Start of Supplied data

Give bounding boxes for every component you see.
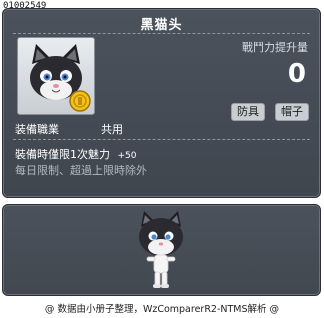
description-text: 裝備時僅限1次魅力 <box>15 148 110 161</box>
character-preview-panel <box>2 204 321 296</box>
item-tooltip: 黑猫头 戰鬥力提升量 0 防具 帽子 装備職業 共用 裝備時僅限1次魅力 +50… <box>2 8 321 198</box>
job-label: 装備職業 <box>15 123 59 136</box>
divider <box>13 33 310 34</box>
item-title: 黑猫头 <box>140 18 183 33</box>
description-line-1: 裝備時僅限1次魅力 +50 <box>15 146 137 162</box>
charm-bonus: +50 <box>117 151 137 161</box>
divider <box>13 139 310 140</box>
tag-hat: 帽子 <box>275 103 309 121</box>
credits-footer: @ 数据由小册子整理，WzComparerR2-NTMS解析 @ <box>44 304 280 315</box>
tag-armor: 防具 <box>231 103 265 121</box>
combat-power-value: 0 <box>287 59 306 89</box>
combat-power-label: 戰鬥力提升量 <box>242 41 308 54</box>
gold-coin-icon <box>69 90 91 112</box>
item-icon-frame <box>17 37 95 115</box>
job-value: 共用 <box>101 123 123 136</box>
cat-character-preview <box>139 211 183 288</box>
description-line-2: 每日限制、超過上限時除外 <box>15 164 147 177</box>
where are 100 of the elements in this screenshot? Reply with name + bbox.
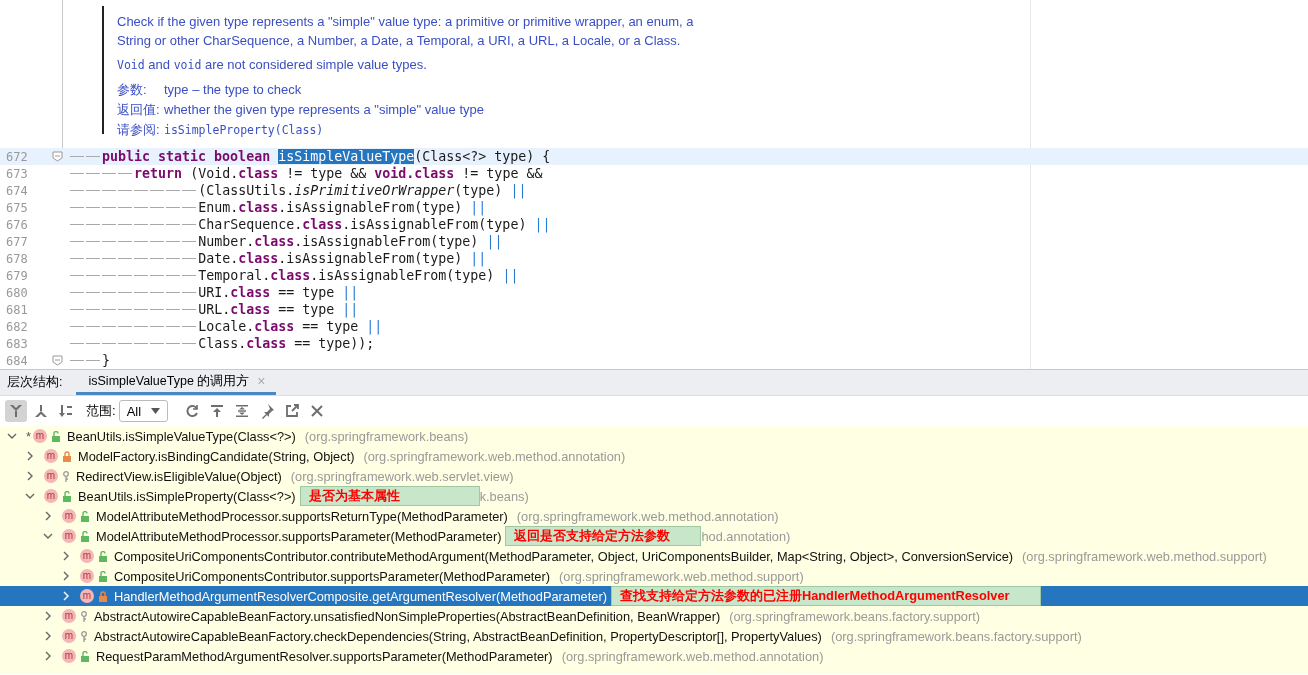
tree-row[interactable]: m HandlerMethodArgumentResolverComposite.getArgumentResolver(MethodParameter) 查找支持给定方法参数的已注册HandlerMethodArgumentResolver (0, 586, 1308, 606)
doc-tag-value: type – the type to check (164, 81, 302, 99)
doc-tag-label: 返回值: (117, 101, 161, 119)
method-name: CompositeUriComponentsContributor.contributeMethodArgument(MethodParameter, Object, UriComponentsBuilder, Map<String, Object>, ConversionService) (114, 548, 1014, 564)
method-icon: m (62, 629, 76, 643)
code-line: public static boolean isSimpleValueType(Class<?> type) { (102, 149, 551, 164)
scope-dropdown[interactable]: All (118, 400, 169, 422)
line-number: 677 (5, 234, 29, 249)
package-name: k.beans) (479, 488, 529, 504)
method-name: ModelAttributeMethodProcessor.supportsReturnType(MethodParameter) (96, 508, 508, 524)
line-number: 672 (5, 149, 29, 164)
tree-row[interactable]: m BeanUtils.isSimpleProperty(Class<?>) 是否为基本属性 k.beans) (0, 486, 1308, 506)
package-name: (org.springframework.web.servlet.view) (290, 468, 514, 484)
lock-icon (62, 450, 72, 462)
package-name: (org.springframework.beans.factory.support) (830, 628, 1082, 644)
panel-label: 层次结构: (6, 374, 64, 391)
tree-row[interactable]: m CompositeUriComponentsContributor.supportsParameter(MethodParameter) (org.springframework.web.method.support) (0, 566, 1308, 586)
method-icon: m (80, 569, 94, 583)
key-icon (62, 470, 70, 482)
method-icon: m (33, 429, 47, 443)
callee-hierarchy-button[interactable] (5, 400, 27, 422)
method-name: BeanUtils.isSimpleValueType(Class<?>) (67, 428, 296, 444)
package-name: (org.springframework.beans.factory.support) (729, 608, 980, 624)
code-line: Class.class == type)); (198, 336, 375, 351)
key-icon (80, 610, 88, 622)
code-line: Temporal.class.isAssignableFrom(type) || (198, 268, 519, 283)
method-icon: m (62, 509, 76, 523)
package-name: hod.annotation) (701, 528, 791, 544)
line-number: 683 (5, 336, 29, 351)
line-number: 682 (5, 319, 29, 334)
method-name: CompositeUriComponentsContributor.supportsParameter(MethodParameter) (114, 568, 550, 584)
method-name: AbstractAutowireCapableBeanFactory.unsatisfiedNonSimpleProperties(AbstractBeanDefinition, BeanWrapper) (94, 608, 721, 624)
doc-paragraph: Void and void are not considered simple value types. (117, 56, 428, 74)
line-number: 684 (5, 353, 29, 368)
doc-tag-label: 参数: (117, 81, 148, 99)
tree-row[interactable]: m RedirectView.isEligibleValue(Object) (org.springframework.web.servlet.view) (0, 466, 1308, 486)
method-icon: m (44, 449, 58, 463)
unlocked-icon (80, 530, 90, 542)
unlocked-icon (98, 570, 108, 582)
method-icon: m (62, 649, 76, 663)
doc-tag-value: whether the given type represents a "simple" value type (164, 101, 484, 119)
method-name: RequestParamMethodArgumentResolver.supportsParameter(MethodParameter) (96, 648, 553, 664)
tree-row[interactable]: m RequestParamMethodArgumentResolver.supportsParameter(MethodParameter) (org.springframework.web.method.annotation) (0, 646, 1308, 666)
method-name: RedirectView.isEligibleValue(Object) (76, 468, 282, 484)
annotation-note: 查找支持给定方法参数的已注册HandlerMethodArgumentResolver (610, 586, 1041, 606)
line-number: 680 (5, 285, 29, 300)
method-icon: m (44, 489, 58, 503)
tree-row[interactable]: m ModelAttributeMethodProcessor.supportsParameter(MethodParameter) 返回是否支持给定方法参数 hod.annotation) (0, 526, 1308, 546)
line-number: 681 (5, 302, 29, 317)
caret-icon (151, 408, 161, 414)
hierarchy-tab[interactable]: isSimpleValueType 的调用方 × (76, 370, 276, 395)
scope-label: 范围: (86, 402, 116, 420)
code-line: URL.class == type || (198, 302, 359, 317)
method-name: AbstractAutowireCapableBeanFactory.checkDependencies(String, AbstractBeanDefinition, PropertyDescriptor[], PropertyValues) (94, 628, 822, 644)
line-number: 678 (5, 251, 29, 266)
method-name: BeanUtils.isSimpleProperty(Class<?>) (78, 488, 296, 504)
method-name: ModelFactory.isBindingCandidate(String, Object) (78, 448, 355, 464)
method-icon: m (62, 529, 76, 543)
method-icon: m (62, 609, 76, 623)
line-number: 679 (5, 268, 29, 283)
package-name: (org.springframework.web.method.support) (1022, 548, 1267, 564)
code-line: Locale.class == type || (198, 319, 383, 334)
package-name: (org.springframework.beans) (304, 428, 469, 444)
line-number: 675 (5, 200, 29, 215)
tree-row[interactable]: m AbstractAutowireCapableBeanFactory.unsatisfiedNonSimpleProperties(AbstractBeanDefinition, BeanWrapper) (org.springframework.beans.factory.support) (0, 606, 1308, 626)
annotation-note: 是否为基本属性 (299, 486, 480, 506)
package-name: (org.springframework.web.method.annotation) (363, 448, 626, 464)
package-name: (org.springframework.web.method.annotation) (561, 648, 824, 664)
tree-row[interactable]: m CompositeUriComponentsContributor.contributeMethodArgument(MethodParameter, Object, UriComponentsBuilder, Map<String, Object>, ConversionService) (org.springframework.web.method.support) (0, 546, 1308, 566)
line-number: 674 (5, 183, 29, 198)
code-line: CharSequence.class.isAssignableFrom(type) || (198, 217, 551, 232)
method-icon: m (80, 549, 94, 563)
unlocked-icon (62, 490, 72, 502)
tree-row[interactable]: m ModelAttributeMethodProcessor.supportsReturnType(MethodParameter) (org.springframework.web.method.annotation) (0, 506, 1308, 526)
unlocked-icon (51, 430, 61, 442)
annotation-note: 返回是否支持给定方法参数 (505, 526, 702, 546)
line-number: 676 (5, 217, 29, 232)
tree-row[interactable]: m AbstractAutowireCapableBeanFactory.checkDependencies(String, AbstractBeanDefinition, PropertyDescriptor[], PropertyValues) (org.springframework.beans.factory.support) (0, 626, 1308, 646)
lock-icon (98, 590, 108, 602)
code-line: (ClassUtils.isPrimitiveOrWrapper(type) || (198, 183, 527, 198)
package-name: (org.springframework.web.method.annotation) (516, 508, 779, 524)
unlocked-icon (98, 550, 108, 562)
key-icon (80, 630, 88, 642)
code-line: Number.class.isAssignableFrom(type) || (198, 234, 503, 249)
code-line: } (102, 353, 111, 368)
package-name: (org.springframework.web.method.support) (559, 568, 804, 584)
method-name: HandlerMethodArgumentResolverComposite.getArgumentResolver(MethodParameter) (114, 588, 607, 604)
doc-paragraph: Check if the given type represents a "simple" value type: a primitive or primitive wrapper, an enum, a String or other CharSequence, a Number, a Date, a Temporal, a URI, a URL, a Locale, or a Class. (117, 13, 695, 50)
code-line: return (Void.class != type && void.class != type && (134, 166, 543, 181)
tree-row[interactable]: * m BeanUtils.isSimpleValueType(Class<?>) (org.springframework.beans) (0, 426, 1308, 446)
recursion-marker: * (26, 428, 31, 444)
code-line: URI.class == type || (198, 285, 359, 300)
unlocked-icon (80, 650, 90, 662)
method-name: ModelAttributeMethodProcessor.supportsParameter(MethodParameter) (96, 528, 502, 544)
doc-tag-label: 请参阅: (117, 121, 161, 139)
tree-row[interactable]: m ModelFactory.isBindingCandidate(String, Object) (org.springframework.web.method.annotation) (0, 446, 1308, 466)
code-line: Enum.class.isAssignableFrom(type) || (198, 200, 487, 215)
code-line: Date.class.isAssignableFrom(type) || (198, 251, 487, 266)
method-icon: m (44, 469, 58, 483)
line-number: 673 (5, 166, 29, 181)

End of Supplied data

» Brief: Copy only the rows from the line with "description-text: 裝備時僅限1次魅力 <box>15" to the line with "gold-coin-icon <box>69 90 91 112</box>", substituting "separator" for every "divider" and leaving everything else unchanged.

» The output:
description-text: 裝備時僅限1次魅力 <box>15 148 110 161</box>
character-preview-panel <box>2 204 321 296</box>
item-tooltip: 黑猫头 戰鬥力提升量 0 防具 帽子 装備職業 共用 裝備時僅限1次魅力 +50… <box>2 8 321 198</box>
job-label: 装備職業 <box>15 123 59 136</box>
separator <box>13 33 310 34</box>
item-title: 黑猫头 <box>140 18 183 33</box>
description-line-1: 裝備時僅限1次魅力 +50 <box>15 146 137 162</box>
charm-bonus: +50 <box>117 151 137 161</box>
separator <box>13 139 310 140</box>
tag-hat: 帽子 <box>275 103 309 121</box>
credits-footer: @ 数据由小册子整理，WzComparerR2-NTMS解析 @ <box>44 304 280 315</box>
tag-armor: 防具 <box>231 103 265 121</box>
combat-power-value: 0 <box>287 59 306 89</box>
combat-power-label: 戰鬥力提升量 <box>242 41 308 54</box>
gold-coin-icon <box>69 90 91 112</box>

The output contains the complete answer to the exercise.